(Stored data entries)
########
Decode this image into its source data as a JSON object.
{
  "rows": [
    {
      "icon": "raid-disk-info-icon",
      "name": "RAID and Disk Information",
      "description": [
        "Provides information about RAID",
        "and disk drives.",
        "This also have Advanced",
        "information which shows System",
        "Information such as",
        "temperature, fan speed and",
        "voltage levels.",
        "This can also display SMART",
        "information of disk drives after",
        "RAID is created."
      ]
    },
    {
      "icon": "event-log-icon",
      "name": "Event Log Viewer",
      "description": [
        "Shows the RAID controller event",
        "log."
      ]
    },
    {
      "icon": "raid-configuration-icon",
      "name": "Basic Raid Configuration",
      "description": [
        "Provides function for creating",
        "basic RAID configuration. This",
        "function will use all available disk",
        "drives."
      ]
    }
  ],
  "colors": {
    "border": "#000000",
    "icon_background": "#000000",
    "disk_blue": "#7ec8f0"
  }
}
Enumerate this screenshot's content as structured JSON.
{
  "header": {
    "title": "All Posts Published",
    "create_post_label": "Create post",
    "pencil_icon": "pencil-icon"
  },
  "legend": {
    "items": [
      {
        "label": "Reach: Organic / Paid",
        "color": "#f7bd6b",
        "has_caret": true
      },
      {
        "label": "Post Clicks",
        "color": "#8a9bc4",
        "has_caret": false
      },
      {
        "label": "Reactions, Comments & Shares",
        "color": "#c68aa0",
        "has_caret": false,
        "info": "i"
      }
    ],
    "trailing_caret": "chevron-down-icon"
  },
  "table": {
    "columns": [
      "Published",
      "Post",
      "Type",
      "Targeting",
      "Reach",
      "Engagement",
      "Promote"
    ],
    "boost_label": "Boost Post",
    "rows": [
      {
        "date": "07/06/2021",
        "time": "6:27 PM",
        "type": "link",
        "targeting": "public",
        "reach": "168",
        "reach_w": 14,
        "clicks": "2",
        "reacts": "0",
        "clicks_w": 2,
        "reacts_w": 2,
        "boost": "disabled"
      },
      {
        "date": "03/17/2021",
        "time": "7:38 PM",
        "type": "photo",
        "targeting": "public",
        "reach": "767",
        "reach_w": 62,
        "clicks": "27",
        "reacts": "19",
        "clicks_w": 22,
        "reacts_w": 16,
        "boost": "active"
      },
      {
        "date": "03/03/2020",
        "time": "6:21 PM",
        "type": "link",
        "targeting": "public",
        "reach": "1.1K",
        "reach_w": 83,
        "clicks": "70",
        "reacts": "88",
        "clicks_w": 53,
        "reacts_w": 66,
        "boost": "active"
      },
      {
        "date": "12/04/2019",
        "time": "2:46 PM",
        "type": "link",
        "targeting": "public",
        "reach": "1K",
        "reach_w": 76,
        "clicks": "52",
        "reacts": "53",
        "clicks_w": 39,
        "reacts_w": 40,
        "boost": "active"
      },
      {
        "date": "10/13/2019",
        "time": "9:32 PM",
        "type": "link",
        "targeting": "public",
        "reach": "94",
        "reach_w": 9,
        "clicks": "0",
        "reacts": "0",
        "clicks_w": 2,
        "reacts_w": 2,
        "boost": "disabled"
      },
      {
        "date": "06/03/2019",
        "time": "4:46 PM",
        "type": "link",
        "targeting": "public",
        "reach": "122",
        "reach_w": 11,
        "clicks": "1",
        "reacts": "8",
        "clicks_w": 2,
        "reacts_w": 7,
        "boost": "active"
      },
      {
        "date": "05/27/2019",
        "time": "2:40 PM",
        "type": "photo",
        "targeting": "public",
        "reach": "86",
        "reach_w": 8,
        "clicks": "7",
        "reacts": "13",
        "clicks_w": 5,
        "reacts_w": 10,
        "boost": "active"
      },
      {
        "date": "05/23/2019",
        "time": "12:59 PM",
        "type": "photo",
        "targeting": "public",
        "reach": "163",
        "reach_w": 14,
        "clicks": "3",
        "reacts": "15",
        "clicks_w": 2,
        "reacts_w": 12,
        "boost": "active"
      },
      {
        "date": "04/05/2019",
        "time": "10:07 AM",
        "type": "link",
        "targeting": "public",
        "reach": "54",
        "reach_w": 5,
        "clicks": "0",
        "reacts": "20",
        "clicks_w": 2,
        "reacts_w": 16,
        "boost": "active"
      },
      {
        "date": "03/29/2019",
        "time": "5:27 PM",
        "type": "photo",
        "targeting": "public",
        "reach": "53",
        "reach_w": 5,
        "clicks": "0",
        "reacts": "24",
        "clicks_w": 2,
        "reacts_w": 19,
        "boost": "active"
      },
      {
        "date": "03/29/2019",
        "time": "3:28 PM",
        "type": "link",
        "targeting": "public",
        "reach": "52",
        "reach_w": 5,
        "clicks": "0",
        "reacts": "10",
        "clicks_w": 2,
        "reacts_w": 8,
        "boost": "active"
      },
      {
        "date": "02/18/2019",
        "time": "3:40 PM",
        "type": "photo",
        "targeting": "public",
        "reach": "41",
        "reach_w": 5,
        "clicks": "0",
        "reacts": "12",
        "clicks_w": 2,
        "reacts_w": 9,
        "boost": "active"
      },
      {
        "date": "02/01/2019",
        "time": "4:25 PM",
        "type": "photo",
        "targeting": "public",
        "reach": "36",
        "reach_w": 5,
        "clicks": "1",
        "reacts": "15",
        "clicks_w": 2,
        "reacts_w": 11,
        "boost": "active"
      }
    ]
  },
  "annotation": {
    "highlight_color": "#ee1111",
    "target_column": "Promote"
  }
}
########
Written instruction
Return all the data exactly as given.

Correct answer
Decode this image into its source data as a JSON object.
{
  "rows": [
    {
      "icon": "raid-disk-info-icon",
      "name": "RAID and Disk Information",
      "description": [
        "Provides information about RAID",
        "and disk drives.",
        "This also have Advanced",
        "information which shows System",
        "Information such as",
        "temperature, fan speed and",
        "voltage levels.",
        "This can also display SMART",
        "information of disk drives after",
        "RAID is created."
      ]
    },
    {
      "icon": "event-log-icon",
      "name": "Event Log Viewer",
      "description": [
        "Shows the RAID controller event",
        "log."
      ]
    },
    {
      "icon": "raid-configuration-icon",
      "name": "Basic Raid Configuration",
      "description": [
        "Provides function for creating",
        "basic RAID configuration. This",
        "function will use all available disk",
        "drives."
      ]
    }
  ],
  "colors": {
    "border": "#000000",
    "icon_background": "#000000",
    "disk_blue": "#7ec8f0"
  }
}
Enumerate this screenshot's content as structured JSON.
{
  "header": {
    "title": "All Posts Published",
    "create_post_label": "Create post",
    "pencil_icon": "pencil-icon"
  },
  "legend": {
    "items": [
      {
        "label": "Reach: Organic / Paid",
        "color": "#f7bd6b",
        "has_caret": true
      },
      {
        "label": "Post Clicks",
        "color": "#8a9bc4",
        "has_caret": false
      },
      {
        "label": "Reactions, Comments & Shares",
        "color": "#c68aa0",
        "has_caret": false,
        "info": "i"
      }
    ],
    "trailing_caret": "chevron-down-icon"
  },
  "table": {
    "columns": [
      "Published",
      "Post",
      "Type",
      "Targeting",
      "Reach",
      "Engagement",
      "Promote"
    ],
    "boost_label": "Boost Post",
    "rows": [
      {
        "date": "07/06/2021",
        "time": "6:27 PM",
        "type": "link",
        "targeting": "public",
        "reach": "168",
        "reach_w": 14,
        "clicks": "2",
        "reacts": "0",
        "clicks_w": 2,
        "reacts_w": 2,
        "boost": "disabled"
      },
      {
        "date": "03/17/2021",
        "time": "7:38 PM",
        "type": "photo",
        "targeting": "public",
        "reach": "767",
        "reach_w": 62,
        "clicks": "27",
        "reacts": "19",
        "clicks_w": 22,
        "reacts_w": 16,
        "boost": "active"
      },
      {
        "date": "03/03/2020",
        "time": "6:21 PM",
        "type": "link",
        "targeting": "public",
        "reach": "1.1K",
        "reach_w": 83,
        "clicks": "70",
        "reacts": "88",
        "clicks_w": 53,
        "reacts_w": 66,
        "boost": "active"
      },
      {
        "date": "12/04/2019",
        "time": "2:46 PM",
        "type": "link",
        "targeting": "public",
        "reach": "1K",
        "reach_w": 76,
        "clicks": "52",
        "reacts": "53",
        "clicks_w": 39,
        "reacts_w": 40,
        "boost": "active"
      },
      {
        "date": "10/13/2019",
        "time": "9:32 PM",
        "type": "link",
        "targeting": "public",
        "reach": "94",
        "reach_w": 9,
        "clicks": "0",
        "reacts": "0",
        "clicks_w": 2,
        "reacts_w": 2,
        "boost": "disabled"
      },
      {
        "date": "06/03/2019",
        "time": "4:46 PM",
        "type": "link",
        "targeting": "public",
        "reach": "122",
        "reach_w": 11,
        "clicks": "1",
        "reacts": "8",
        "clicks_w": 2,
        "reacts_w": 7,
        "boost": "active"
      },
      {
        "date": "05/27/2019",
        "time": "2:40 PM",
        "type": "photo",
        "targeting": "public",
        "reach": "86",
        "reach_w": 8,
        "clicks": "7",
        "reacts": "13",
        "clicks_w": 5,
        "reacts_w": 10,
        "boost": "active"
      },
      {
        "date": "05/23/2019",
        "time": "12:59 PM",
        "type": "photo",
        "targeting": "public",
        "reach": "163",
        "reach_w": 14,
        "clicks": "3",
        "reacts": "15",
        "clicks_w": 2,
        "reacts_w": 12,
        "boost": "active"
      },
      {
        "date": "04/05/2019",
        "time": "10:07 AM",
        "type": "link",
        "targeting": "public",
        "reach": "54",
        "reach_w": 5,
        "clicks": "0",
        "reacts": "20",
        "clicks_w": 2,
        "reacts_w": 16,
        "boost": "active"
      },
      {
        "date": "03/29/2019",
        "time": "5:27 PM",
        "type": "photo",
        "targeting": "public",
        "reach": "53",
        "reach_w": 5,
        "clicks": "0",
        "reacts": "24",
        "clicks_w": 2,
        "reacts_w": 19,
        "boost": "active"
      },
      {
        "date": "03/29/2019",
        "time": "3:28 PM",
        "type": "link",
        "targeting": "public",
        "reach": "52",
        "reach_w": 5,
        "clicks": "0",
        "reacts": "10",
        "clicks_w": 2,
        "reacts_w": 8,
        "boost": "active"
      },
      {
        "date": "02/18/2019",
        "time": "3:40 PM",
        "type": "photo",
        "targeting": "public",
        "reach": "41",
        "reach_w": 5,
        "clicks": "0",
        "reacts": "12",
        "clicks_w": 2,
        "reacts_w": 9,
        "boost": "active"
      },
      {
        "date": "02/01/2019",
        "time": "4:25 PM",
        "type": "photo",
        "targeting": "public",
        "reach": "36",
        "reach_w": 5,
        "clicks": "1",
        "reacts": "15",
        "clicks_w": 2,
        "reacts_w": 11,
        "boost": "active"
      }
    ]
  },
  "annotation": {
    "highlight_color": "#ee1111",
    "target_column": "Promote"
  }
}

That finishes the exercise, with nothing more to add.